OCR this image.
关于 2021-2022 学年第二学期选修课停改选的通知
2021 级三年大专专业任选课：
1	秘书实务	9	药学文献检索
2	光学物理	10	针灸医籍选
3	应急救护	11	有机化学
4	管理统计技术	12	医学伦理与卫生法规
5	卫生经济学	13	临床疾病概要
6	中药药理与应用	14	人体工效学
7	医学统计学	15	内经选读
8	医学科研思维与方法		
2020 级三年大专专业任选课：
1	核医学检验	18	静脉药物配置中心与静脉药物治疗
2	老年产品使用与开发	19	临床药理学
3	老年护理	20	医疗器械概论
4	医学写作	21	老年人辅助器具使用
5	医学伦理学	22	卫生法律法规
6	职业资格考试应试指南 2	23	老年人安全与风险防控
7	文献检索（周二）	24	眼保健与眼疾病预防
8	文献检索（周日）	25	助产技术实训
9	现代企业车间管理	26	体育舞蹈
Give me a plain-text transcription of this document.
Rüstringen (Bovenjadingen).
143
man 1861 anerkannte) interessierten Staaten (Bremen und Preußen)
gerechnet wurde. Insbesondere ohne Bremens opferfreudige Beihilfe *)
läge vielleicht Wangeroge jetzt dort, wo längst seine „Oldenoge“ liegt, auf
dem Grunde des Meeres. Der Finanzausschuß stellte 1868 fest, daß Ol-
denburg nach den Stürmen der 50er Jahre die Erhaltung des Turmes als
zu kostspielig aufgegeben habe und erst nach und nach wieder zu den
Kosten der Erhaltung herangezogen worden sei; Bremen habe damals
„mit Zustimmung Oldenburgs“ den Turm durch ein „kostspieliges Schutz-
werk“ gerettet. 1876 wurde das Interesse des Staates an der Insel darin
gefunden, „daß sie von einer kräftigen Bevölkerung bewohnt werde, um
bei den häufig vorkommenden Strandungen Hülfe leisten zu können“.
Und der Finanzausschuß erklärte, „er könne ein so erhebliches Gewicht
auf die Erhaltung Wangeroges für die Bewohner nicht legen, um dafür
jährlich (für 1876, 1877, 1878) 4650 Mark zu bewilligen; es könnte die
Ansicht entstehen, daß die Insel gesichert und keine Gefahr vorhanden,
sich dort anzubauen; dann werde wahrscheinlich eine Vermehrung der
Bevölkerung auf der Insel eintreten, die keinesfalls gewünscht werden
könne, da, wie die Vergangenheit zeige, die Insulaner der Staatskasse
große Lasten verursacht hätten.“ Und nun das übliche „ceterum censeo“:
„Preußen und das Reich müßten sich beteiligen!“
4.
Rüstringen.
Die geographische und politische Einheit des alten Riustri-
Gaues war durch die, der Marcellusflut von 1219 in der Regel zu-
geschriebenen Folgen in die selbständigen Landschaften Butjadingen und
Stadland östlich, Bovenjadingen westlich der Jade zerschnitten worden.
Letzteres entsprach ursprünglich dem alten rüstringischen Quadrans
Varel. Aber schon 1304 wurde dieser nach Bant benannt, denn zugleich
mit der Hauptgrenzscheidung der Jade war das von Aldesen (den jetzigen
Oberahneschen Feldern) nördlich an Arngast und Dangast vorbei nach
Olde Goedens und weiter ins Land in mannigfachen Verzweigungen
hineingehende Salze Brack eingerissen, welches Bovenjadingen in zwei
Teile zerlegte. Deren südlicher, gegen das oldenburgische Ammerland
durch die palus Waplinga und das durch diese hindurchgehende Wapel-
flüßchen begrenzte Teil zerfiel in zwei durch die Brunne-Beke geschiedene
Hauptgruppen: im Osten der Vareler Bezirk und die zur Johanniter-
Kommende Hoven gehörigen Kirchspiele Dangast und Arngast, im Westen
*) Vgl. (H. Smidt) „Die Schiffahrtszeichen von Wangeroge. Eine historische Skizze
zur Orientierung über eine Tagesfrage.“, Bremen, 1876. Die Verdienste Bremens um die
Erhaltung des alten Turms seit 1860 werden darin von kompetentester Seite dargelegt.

> What is needed
Return all of the data precisely as it appears.

> Answer for the task
OCR this image.
关于 2021-2022 学年第二学期选修课停改选的通知
2021 级三年大专专业任选课：
1	秘书实务	9	药学文献检索
2	光学物理	10	针灸医籍选
3	应急救护	11	有机化学
4	管理统计技术	12	医学伦理与卫生法规
5	卫生经济学	13	临床疾病概要
6	中药药理与应用	14	人体工效学
7	医学统计学	15	内经选读
8	医学科研思维与方法		
2020 级三年大专专业任选课：
1	核医学检验	18	静脉药物配置中心与静脉药物治疗
2	老年产品使用与开发	19	临床药理学
3	老年护理	20	医疗器械概论
4	医学写作	21	老年人辅助器具使用
5	医学伦理学	22	卫生法律法规
6	职业资格考试应试指南 2	23	老年人安全与风险防控
7	文献检索（周二）	24	眼保健与眼疾病预防
8	文献检索（周日）	25	助产技术实训
9	现代企业车间管理	26	体育舞蹈
Give me a plain-text transcription of this document.
Rüstringen (Bovenjadingen).
143
man 1861 anerkannte) interessierten Staaten (Bremen und Preußen)
gerechnet wurde. Insbesondere ohne Bremens opferfreudige Beihilfe *)
läge vielleicht Wangeroge jetzt dort, wo längst seine „Oldenoge“ liegt, auf
dem Grunde des Meeres. Der Finanzausschuß stellte 1868 fest, daß Ol-
denburg nach den Stürmen der 50er Jahre die Erhaltung des Turmes als
zu kostspielig aufgegeben habe und erst nach und nach wieder zu den
Kosten der Erhaltung herangezogen worden sei; Bremen habe damals
„mit Zustimmung Oldenburgs“ den Turm durch ein „kostspieliges Schutz-
werk“ gerettet. 1876 wurde das Interesse des Staates an der Insel darin
gefunden, „daß sie von einer kräftigen Bevölkerung bewohnt werde, um
bei den häufig vorkommenden Strandungen Hülfe leisten zu können“.
Und der Finanzausschuß erklärte, „er könne ein so erhebliches Gewicht
auf die Erhaltung Wangeroges für die Bewohner nicht legen, um dafür
jährlich (für 1876, 1877, 1878) 4650 Mark zu bewilligen; es könnte die
Ansicht entstehen, daß die Insel gesichert und keine Gefahr vorhanden,
sich dort anzubauen; dann werde wahrscheinlich eine Vermehrung der
Bevölkerung auf der Insel eintreten, die keinesfalls gewünscht werden
könne, da, wie die Vergangenheit zeige, die Insulaner der Staatskasse
große Lasten verursacht hätten.“ Und nun das übliche „ceterum censeo“:
„Preußen und das Reich müßten sich beteiligen!“
4.
Rüstringen.
Die geographische und politische Einheit des alten Riustri-
Gaues war durch die, der Marcellusflut von 1219 in der Regel zu-
geschriebenen Folgen in die selbständigen Landschaften Butjadingen und
Stadland östlich, Bovenjadingen westlich der Jade zerschnitten worden.
Letzteres entsprach ursprünglich dem alten rüstringischen Quadrans
Varel. Aber schon 1304 wurde dieser nach Bant benannt, denn zugleich
mit der Hauptgrenzscheidung der Jade war das von Aldesen (den jetzigen
Oberahneschen Feldern) nördlich an Arngast und Dangast vorbei nach
Olde Goedens und weiter ins Land in mannigfachen Verzweigungen
hineingehende Salze Brack eingerissen, welches Bovenjadingen in zwei
Teile zerlegte. Deren südlicher, gegen das oldenburgische Ammerland
durch die palus Waplinga und das durch diese hindurchgehende Wapel-
flüßchen begrenzte Teil zerfiel in zwei durch die Brunne-Beke geschiedene
Hauptgruppen: im Osten der Vareler Bezirk und die zur Johanniter-
Kommende Hoven gehörigen Kirchspiele Dangast und Arngast, im Westen
*) Vgl. (H. Smidt) „Die Schiffahrtszeichen von Wangeroge. Eine historische Skizze
zur Orientierung über eine Tagesfrage.“, Bremen, 1876. Die Verdienste Bremens um die
Erhaltung des alten Turms seit 1860 werden darin von kompetentester Seite dargelegt.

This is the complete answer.